[Stored data]

[Begin]

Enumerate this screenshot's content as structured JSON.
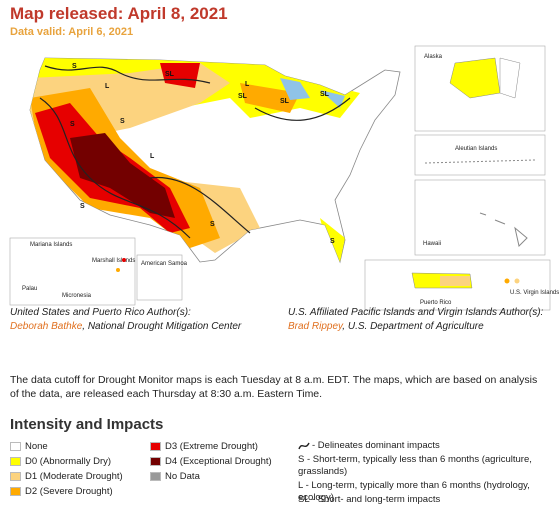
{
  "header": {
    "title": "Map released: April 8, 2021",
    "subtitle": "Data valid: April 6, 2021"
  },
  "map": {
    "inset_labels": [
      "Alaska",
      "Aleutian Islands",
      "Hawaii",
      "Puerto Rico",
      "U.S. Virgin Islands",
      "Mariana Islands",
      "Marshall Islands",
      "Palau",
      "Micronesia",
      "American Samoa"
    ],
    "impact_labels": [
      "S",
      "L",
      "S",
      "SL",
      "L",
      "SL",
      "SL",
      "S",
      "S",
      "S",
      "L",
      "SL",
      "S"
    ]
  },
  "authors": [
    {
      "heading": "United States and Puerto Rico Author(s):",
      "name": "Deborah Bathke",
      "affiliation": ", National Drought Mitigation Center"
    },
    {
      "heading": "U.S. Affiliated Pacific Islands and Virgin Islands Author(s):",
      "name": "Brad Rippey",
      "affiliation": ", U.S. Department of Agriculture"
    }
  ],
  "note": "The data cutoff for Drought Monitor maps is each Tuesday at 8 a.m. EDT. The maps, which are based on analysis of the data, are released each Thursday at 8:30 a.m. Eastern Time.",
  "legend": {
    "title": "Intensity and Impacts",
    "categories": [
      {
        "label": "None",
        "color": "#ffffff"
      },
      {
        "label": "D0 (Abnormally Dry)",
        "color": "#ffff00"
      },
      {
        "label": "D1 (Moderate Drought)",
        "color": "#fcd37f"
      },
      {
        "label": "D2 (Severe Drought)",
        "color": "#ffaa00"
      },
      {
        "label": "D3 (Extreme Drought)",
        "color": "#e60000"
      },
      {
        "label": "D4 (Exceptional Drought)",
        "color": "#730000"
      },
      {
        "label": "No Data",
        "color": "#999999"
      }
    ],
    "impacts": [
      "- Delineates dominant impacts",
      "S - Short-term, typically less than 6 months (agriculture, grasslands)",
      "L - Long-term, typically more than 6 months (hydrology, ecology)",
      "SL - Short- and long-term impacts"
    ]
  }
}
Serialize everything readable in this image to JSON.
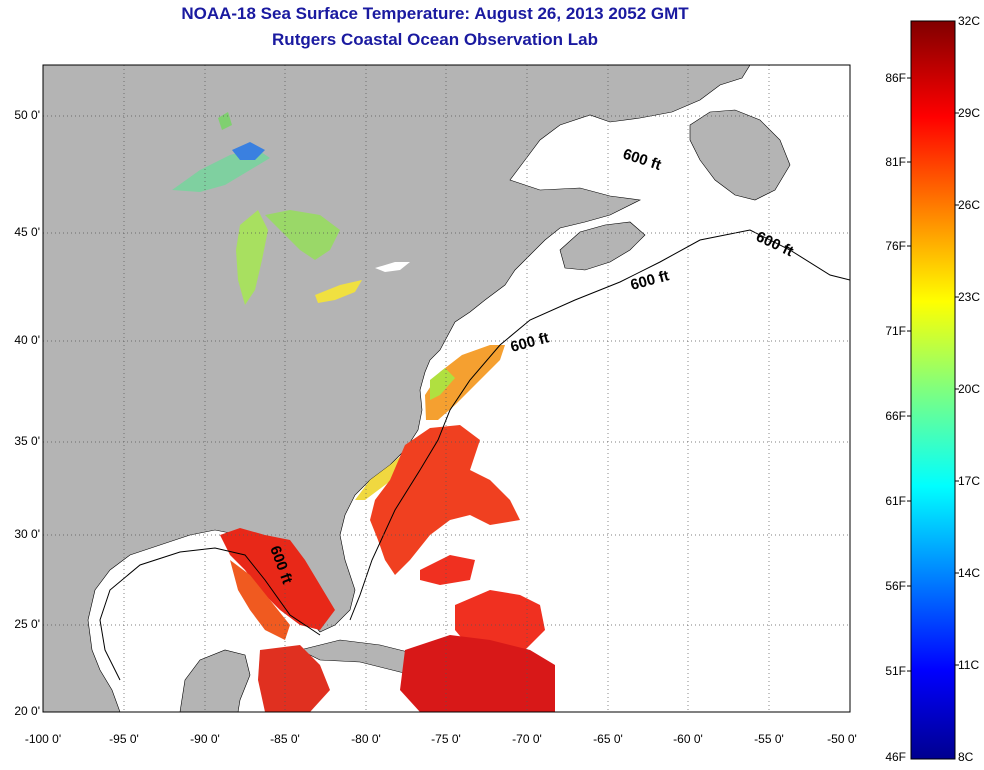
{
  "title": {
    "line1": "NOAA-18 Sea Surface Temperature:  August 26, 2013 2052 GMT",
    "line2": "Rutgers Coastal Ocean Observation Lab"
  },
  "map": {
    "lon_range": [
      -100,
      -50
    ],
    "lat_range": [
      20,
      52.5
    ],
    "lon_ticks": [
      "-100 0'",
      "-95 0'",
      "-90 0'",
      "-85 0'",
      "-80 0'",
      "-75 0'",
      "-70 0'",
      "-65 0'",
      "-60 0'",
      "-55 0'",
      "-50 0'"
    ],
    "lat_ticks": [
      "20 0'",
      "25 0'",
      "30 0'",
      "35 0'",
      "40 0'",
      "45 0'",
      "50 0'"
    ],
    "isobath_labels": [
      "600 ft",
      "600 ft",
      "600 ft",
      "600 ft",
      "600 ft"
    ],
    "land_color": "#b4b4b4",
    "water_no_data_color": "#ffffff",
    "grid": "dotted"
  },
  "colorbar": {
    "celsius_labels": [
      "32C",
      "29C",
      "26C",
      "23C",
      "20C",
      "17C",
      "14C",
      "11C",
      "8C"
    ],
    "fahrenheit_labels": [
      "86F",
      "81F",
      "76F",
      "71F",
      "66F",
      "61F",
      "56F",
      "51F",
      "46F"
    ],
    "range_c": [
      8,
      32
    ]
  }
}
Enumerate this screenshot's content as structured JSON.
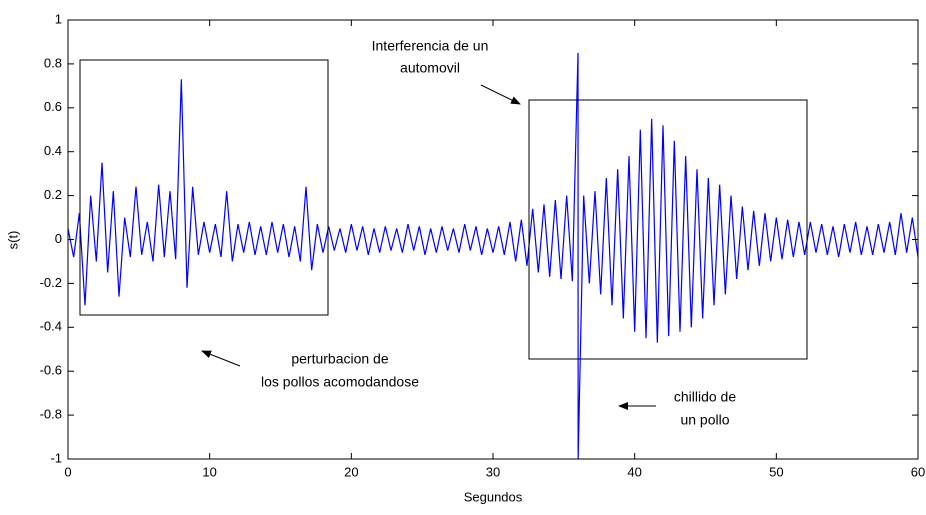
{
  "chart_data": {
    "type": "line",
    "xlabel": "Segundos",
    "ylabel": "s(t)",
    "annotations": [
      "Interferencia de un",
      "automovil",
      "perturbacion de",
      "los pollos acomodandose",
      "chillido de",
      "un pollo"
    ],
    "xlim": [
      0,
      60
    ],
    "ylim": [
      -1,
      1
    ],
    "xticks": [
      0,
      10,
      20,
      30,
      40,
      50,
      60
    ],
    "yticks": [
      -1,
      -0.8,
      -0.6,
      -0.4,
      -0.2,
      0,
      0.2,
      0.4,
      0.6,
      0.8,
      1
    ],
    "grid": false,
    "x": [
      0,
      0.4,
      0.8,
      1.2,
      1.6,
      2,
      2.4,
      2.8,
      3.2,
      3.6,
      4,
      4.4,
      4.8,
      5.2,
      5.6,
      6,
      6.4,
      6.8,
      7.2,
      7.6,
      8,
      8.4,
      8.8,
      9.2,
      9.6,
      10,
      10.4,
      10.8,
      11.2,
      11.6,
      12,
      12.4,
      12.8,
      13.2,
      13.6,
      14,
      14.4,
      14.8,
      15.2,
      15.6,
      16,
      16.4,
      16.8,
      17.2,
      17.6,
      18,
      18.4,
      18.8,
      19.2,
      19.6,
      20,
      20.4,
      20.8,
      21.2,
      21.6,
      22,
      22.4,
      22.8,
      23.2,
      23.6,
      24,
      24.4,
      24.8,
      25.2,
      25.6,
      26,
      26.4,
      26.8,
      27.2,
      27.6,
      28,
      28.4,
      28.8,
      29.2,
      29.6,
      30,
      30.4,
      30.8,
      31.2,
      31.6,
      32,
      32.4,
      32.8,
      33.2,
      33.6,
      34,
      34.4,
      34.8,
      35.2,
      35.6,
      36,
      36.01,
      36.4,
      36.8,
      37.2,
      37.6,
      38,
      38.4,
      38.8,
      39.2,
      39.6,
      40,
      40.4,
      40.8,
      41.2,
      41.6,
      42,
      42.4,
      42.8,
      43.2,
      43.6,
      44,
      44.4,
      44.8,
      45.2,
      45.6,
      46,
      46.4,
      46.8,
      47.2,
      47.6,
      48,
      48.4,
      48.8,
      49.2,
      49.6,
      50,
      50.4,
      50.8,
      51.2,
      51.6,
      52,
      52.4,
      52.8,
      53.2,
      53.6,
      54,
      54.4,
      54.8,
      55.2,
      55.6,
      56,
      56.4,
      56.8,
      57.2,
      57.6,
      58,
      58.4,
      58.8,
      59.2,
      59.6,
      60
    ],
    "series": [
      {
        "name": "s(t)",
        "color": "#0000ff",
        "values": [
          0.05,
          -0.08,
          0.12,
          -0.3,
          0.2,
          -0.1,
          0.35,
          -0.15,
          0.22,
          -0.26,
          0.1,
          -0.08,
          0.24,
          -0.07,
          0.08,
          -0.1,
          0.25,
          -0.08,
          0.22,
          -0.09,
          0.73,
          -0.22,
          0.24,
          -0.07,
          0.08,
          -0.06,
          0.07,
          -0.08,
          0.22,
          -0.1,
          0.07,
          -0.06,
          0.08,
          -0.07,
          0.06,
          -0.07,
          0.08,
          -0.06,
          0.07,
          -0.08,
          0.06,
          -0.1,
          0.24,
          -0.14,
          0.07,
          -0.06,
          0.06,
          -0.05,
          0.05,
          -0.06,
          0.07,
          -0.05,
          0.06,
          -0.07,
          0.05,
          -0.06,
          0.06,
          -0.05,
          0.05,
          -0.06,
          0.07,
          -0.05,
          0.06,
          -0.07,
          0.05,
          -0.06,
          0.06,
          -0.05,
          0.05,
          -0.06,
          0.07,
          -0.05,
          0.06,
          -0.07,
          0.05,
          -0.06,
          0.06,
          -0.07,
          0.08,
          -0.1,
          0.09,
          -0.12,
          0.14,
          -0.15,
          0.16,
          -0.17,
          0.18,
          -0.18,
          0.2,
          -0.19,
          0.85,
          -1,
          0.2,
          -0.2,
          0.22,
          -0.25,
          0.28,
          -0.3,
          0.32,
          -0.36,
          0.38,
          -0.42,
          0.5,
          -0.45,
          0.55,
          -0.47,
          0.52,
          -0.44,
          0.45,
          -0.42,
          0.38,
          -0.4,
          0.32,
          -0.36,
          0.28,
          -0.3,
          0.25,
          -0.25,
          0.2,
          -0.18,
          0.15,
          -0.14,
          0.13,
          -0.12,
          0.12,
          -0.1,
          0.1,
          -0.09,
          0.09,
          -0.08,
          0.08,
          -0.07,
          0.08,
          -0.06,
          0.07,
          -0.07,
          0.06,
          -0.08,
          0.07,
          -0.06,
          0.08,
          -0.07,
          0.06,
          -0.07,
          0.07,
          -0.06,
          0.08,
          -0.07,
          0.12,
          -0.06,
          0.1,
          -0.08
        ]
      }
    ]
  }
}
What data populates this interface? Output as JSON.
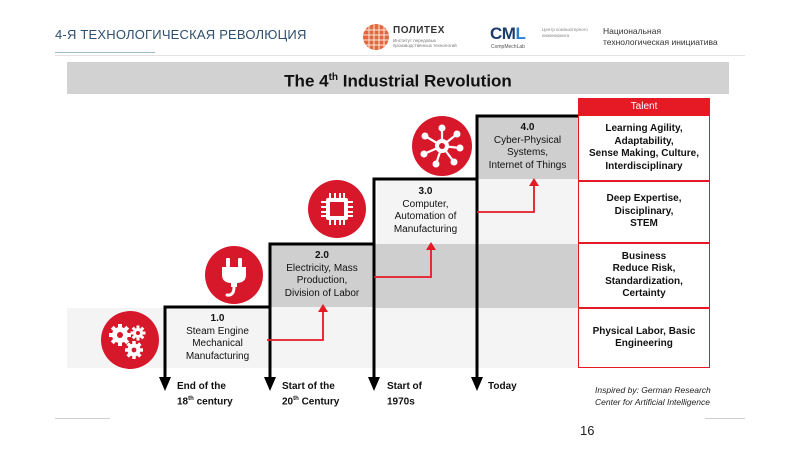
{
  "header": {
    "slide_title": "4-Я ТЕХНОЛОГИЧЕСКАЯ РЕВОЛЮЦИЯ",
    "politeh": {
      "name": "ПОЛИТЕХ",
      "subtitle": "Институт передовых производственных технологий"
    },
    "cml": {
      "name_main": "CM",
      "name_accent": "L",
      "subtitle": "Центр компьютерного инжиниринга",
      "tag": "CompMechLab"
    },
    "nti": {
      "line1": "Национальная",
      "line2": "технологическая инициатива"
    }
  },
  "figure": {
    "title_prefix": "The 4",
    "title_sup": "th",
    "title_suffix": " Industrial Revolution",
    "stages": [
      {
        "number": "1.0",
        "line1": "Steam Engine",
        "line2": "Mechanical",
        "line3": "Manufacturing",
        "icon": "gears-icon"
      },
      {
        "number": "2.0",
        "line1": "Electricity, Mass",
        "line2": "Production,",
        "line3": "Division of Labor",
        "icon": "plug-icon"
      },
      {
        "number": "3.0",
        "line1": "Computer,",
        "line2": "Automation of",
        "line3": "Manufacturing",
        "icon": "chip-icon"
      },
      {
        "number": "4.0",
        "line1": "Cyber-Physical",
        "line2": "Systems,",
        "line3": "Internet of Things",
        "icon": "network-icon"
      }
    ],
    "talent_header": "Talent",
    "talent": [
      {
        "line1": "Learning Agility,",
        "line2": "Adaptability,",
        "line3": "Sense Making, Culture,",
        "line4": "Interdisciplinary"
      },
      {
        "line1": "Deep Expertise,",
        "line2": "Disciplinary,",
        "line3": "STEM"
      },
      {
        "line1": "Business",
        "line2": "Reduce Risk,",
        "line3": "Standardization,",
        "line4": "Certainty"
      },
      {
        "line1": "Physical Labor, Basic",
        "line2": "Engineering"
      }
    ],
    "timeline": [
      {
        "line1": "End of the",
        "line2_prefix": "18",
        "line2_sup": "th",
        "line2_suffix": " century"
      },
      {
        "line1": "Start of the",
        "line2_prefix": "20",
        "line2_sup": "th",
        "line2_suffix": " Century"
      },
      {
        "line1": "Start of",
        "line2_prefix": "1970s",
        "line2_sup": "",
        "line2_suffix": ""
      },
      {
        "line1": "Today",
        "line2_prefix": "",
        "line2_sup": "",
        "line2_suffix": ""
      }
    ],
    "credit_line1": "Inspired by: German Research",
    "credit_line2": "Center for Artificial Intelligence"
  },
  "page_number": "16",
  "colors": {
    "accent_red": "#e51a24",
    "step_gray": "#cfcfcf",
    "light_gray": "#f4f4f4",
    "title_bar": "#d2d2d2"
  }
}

[End]

Gather up the lines containing the word "April" from these records and copy them.

_Solved exercise_:
    "title": "Map released: April 8, 2021",
    "subtitle": "Data valid: April 6, 2021"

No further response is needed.